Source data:
**********

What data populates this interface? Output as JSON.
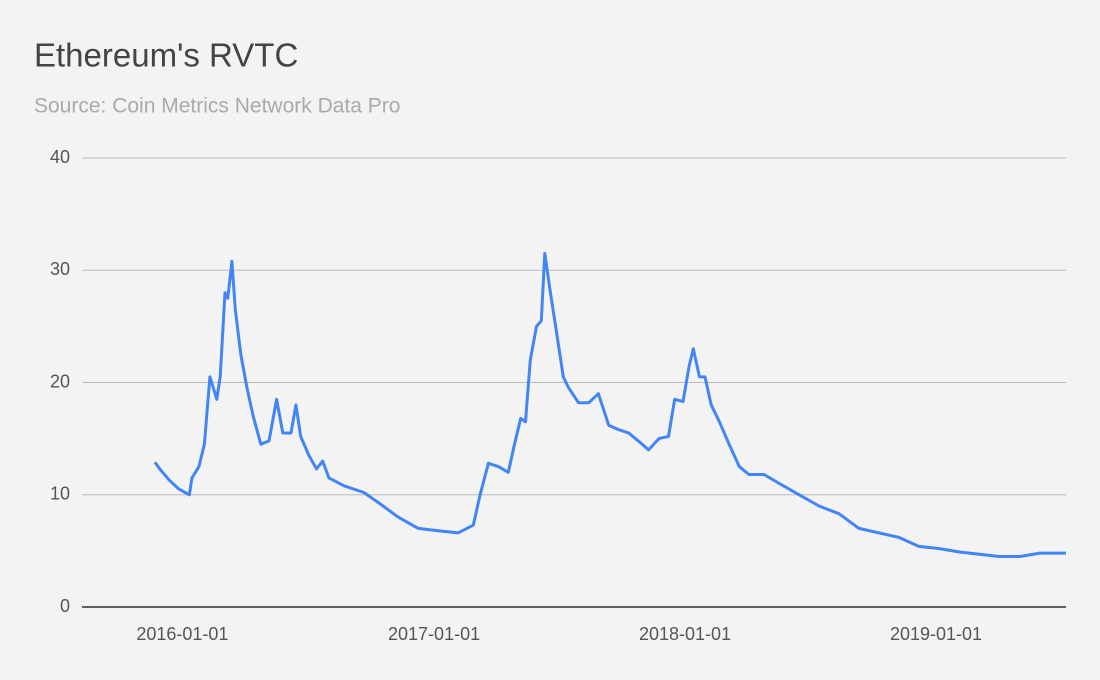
{
  "chart_data": {
    "type": "line",
    "title": "Ethereum's RVTC",
    "subtitle": "Source: Coin Metrics Network Data Pro",
    "x": [
      "2015-11-22",
      "2015-11-29",
      "2015-12-13",
      "2015-12-27",
      "2016-01-11",
      "2016-01-15",
      "2016-01-25",
      "2016-02-02",
      "2016-02-10",
      "2016-02-20",
      "2016-02-25",
      "2016-03-03",
      "2016-03-07",
      "2016-03-13",
      "2016-03-18",
      "2016-03-26",
      "2016-04-04",
      "2016-04-13",
      "2016-04-24",
      "2016-05-06",
      "2016-05-17",
      "2016-05-26",
      "2016-06-07",
      "2016-06-14",
      "2016-06-21",
      "2016-07-03",
      "2016-07-14",
      "2016-07-23",
      "2016-08-01",
      "2016-08-23",
      "2016-09-21",
      "2016-10-12",
      "2016-11-10",
      "2016-12-09",
      "2017-01-07",
      "2017-02-05",
      "2017-02-27",
      "2017-03-09",
      "2017-03-21",
      "2017-04-05",
      "2017-04-19",
      "2017-04-28",
      "2017-05-07",
      "2017-05-14",
      "2017-05-21",
      "2017-05-30",
      "2017-06-06",
      "2017-06-11",
      "2017-06-18",
      "2017-06-28",
      "2017-07-08",
      "2017-07-16",
      "2017-07-30",
      "2017-08-14",
      "2017-08-28",
      "2017-09-12",
      "2017-09-26",
      "2017-10-11",
      "2017-10-25",
      "2017-11-09",
      "2017-11-24",
      "2017-12-08",
      "2017-12-17",
      "2017-12-29",
      "2018-01-07",
      "2018-01-13",
      "2018-01-22",
      "2018-01-30",
      "2018-02-08",
      "2018-02-20",
      "2018-03-06",
      "2018-03-21",
      "2018-04-04",
      "2018-04-26",
      "2018-05-18",
      "2018-06-16",
      "2018-07-15",
      "2018-08-13",
      "2018-09-11",
      "2018-10-10",
      "2018-11-08",
      "2018-12-07",
      "2019-01-06",
      "2019-02-04",
      "2019-03-05",
      "2019-04-03",
      "2019-05-03",
      "2019-06-01",
      "2019-07-09"
    ],
    "series": [
      {
        "name": "RVTC",
        "color": "#4285f4",
        "values": [
          12.9,
          12.3,
          11.3,
          10.5,
          10.0,
          11.5,
          12.5,
          14.5,
          20.5,
          18.5,
          20.5,
          28.0,
          27.5,
          30.8,
          26.5,
          22.5,
          19.5,
          17.0,
          14.5,
          14.8,
          18.5,
          15.5,
          15.5,
          18.0,
          15.2,
          13.5,
          12.3,
          13.0,
          11.5,
          10.8,
          10.2,
          9.3,
          8.0,
          7.0,
          6.8,
          6.6,
          7.3,
          10.0,
          12.8,
          12.5,
          12.0,
          14.5,
          16.8,
          16.5,
          22.0,
          25.0,
          25.5,
          31.5,
          28.5,
          24.5,
          20.5,
          19.5,
          18.2,
          18.2,
          19.0,
          16.2,
          15.8,
          15.5,
          14.8,
          14.0,
          15.0,
          15.2,
          18.5,
          18.3,
          21.5,
          23.0,
          20.5,
          20.5,
          18.0,
          16.5,
          14.5,
          12.5,
          11.8,
          11.8,
          11.0,
          10.0,
          9.0,
          8.3,
          7.0,
          6.6,
          6.2,
          5.4,
          5.2,
          4.9,
          4.7,
          4.5,
          4.5,
          4.8,
          4.8
        ]
      }
    ],
    "xlim": [
      "2015-08-08",
      "2019-07-09"
    ],
    "xticks": [
      "2016-01-01",
      "2017-01-01",
      "2018-01-01",
      "2019-01-01"
    ],
    "ylim": [
      0,
      40
    ],
    "yticks": [
      0,
      10,
      20,
      30,
      40
    ],
    "grid": true
  }
}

**********

- _PROBLEM TO WORK ON_: Reproduce each line exactly, please, except for any pictures.

- _SOLUTION TO THIS EXERCISE_:
What data populates this interface? Output as JSON.
{
  "chart_data": {
    "type": "line",
    "title": "Ethereum's RVTC",
    "subtitle": "Source: Coin Metrics Network Data Pro",
    "x": [
      "2015-11-22",
      "2015-11-29",
      "2015-12-13",
      "2015-12-27",
      "2016-01-11",
      "2016-01-15",
      "2016-01-25",
      "2016-02-02",
      "2016-02-10",
      "2016-02-20",
      "2016-02-25",
      "2016-03-03",
      "2016-03-07",
      "2016-03-13",
      "2016-03-18",
      "2016-03-26",
      "2016-04-04",
      "2016-04-13",
      "2016-04-24",
      "2016-05-06",
      "2016-05-17",
      "2016-05-26",
      "2016-06-07",
      "2016-06-14",
      "2016-06-21",
      "2016-07-03",
      "2016-07-14",
      "2016-07-23",
      "2016-08-01",
      "2016-08-23",
      "2016-09-21",
      "2016-10-12",
      "2016-11-10",
      "2016-12-09",
      "2017-01-07",
      "2017-02-05",
      "2017-02-27",
      "2017-03-09",
      "2017-03-21",
      "2017-04-05",
      "2017-04-19",
      "2017-04-28",
      "2017-05-07",
      "2017-05-14",
      "2017-05-21",
      "2017-05-30",
      "2017-06-06",
      "2017-06-11",
      "2017-06-18",
      "2017-06-28",
      "2017-07-08",
      "2017-07-16",
      "2017-07-30",
      "2017-08-14",
      "2017-08-28",
      "2017-09-12",
      "2017-09-26",
      "2017-10-11",
      "2017-10-25",
      "2017-11-09",
      "2017-11-24",
      "2017-12-08",
      "2017-12-17",
      "2017-12-29",
      "2018-01-07",
      "2018-01-13",
      "2018-01-22",
      "2018-01-30",
      "2018-02-08",
      "2018-02-20",
      "2018-03-06",
      "2018-03-21",
      "2018-04-04",
      "2018-04-26",
      "2018-05-18",
      "2018-06-16",
      "2018-07-15",
      "2018-08-13",
      "2018-09-11",
      "2018-10-10",
      "2018-11-08",
      "2018-12-07",
      "2019-01-06",
      "2019-02-04",
      "2019-03-05",
      "2019-04-03",
      "2019-05-03",
      "2019-06-01",
      "2019-07-09"
    ],
    "series": [
      {
        "name": "RVTC",
        "color": "#4285f4",
        "values": [
          12.9,
          12.3,
          11.3,
          10.5,
          10.0,
          11.5,
          12.5,
          14.5,
          20.5,
          18.5,
          20.5,
          28.0,
          27.5,
          30.8,
          26.5,
          22.5,
          19.5,
          17.0,
          14.5,
          14.8,
          18.5,
          15.5,
          15.5,
          18.0,
          15.2,
          13.5,
          12.3,
          13.0,
          11.5,
          10.8,
          10.2,
          9.3,
          8.0,
          7.0,
          6.8,
          6.6,
          7.3,
          10.0,
          12.8,
          12.5,
          12.0,
          14.5,
          16.8,
          16.5,
          22.0,
          25.0,
          25.5,
          31.5,
          28.5,
          24.5,
          20.5,
          19.5,
          18.2,
          18.2,
          19.0,
          16.2,
          15.8,
          15.5,
          14.8,
          14.0,
          15.0,
          15.2,
          18.5,
          18.3,
          21.5,
          23.0,
          20.5,
          20.5,
          18.0,
          16.5,
          14.5,
          12.5,
          11.8,
          11.8,
          11.0,
          10.0,
          9.0,
          8.3,
          7.0,
          6.6,
          6.2,
          5.4,
          5.2,
          4.9,
          4.7,
          4.5,
          4.5,
          4.8,
          4.8
        ]
      }
    ],
    "xlim": [
      "2015-08-08",
      "2019-07-09"
    ],
    "xticks": [
      "2016-01-01",
      "2017-01-01",
      "2018-01-01",
      "2019-01-01"
    ],
    "ylim": [
      0,
      40
    ],
    "yticks": [
      0,
      10,
      20,
      30,
      40
    ],
    "grid": true
  }
}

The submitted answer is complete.